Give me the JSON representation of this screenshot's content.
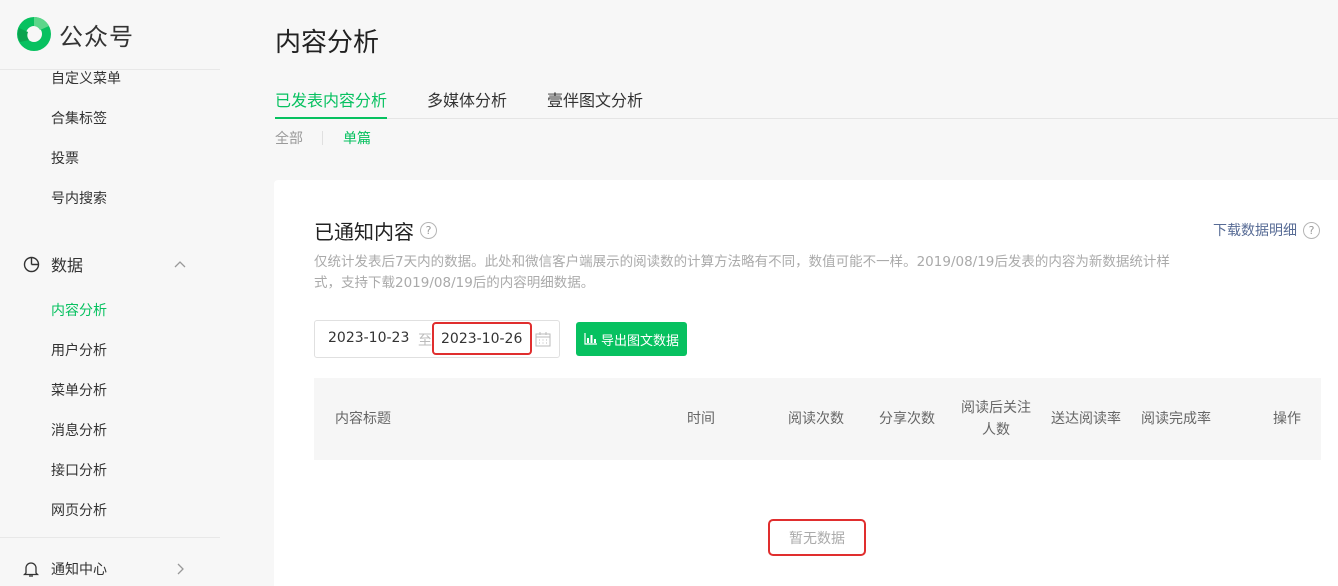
{
  "brand": {
    "name": "公众号"
  },
  "sidebar": {
    "top_items": [
      "自定义菜单",
      "合集标签",
      "投票",
      "号内搜索"
    ],
    "data_group": {
      "label": "数据",
      "expanded": true
    },
    "data_items": [
      {
        "label": "内容分析",
        "active": true
      },
      {
        "label": "用户分析",
        "active": false
      },
      {
        "label": "菜单分析",
        "active": false
      },
      {
        "label": "消息分析",
        "active": false
      },
      {
        "label": "接口分析",
        "active": false
      },
      {
        "label": "网页分析",
        "active": false
      }
    ],
    "notify_group": {
      "label": "通知中心"
    }
  },
  "page": {
    "title": "内容分析"
  },
  "tabs": [
    "已发表内容分析",
    "多媒体分析",
    "壹伴图文分析"
  ],
  "active_tab": "已发表内容分析",
  "subtabs": [
    "全部",
    "单篇"
  ],
  "active_subtab": "单篇",
  "card": {
    "title": "已通知内容",
    "download_label": "下载数据明细",
    "description": "仅统计发表后7天内的数据。此处和微信客户端展示的阅读数的计算方法略有不同，数值可能不一样。2019/08/19后发表的内容为新数据统计样式，支持下载2019/08/19后的内容明细数据。",
    "date_start": "2023-10-23",
    "date_sep": "至",
    "date_end": "2023-10-26",
    "export_label": "导出图文数据",
    "columns": [
      "内容标题",
      "时间",
      "阅读次数",
      "分享次数",
      "阅读后关注人数",
      "送达阅读率",
      "阅读完成率",
      "操作"
    ],
    "empty_text": "暂无数据"
  },
  "colors": {
    "accent": "#07c160",
    "link": "#576b95",
    "highlight": "#e02e2e"
  }
}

→ **What to produce**
Restate the whole listing above exactly, except for its images.

→ **Correct answer**
Give me the JSON representation of this screenshot's content.
{
  "brand": {
    "name": "公众号"
  },
  "sidebar": {
    "top_items": [
      "自定义菜单",
      "合集标签",
      "投票",
      "号内搜索"
    ],
    "data_group": {
      "label": "数据",
      "expanded": true
    },
    "data_items": [
      {
        "label": "内容分析",
        "active": true
      },
      {
        "label": "用户分析",
        "active": false
      },
      {
        "label": "菜单分析",
        "active": false
      },
      {
        "label": "消息分析",
        "active": false
      },
      {
        "label": "接口分析",
        "active": false
      },
      {
        "label": "网页分析",
        "active": false
      }
    ],
    "notify_group": {
      "label": "通知中心"
    }
  },
  "page": {
    "title": "内容分析"
  },
  "tabs": [
    "已发表内容分析",
    "多媒体分析",
    "壹伴图文分析"
  ],
  "active_tab": "已发表内容分析",
  "subtabs": [
    "全部",
    "单篇"
  ],
  "active_subtab": "单篇",
  "card": {
    "title": "已通知内容",
    "download_label": "下载数据明细",
    "description": "仅统计发表后7天内的数据。此处和微信客户端展示的阅读数的计算方法略有不同，数值可能不一样。2019/08/19后发表的内容为新数据统计样式，支持下载2019/08/19后的内容明细数据。",
    "date_start": "2023-10-23",
    "date_sep": "至",
    "date_end": "2023-10-26",
    "export_label": "导出图文数据",
    "columns": [
      "内容标题",
      "时间",
      "阅读次数",
      "分享次数",
      "阅读后关注人数",
      "送达阅读率",
      "阅读完成率",
      "操作"
    ],
    "empty_text": "暂无数据"
  },
  "colors": {
    "accent": "#07c160",
    "link": "#576b95",
    "highlight": "#e02e2e"
  }
}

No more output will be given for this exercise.